# Start of RECORDS PROVIDED
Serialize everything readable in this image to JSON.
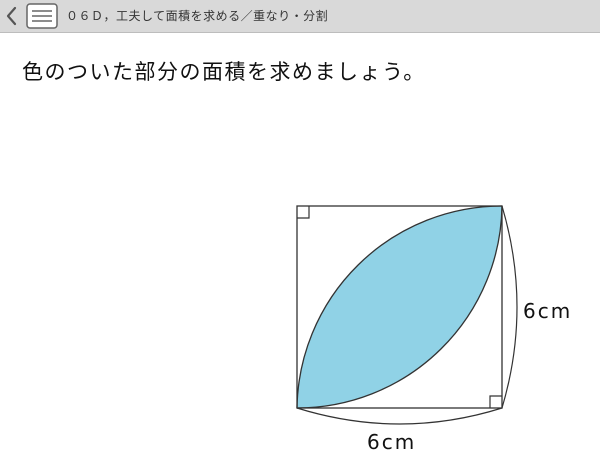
{
  "header": {
    "title": "０６Ｄ，工夫して面積を求める／重なり・分割",
    "back_icon": "chevron-left-icon",
    "menu_icon": "menu-list-icon"
  },
  "question": {
    "text": "色のついた部分の面積を求めましょう。"
  },
  "figure": {
    "side_label_right": "6cm",
    "side_label_bottom": "6cm",
    "shaded_fill": "#90d2e6",
    "stroke_color": "#333333"
  }
}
# End of RECORDS PROVIDED
THE EXERCISE:
Write out the records above once more, word for word, with no pictures.

EXERCISE ANSWER:
Serialize everything readable in this image to JSON.
{
  "header": {
    "title": "０６Ｄ，工夫して面積を求める／重なり・分割",
    "back_icon": "chevron-left-icon",
    "menu_icon": "menu-list-icon"
  },
  "question": {
    "text": "色のついた部分の面積を求めましょう。"
  },
  "figure": {
    "side_label_right": "6cm",
    "side_label_bottom": "6cm",
    "shaded_fill": "#90d2e6",
    "stroke_color": "#333333"
  }
}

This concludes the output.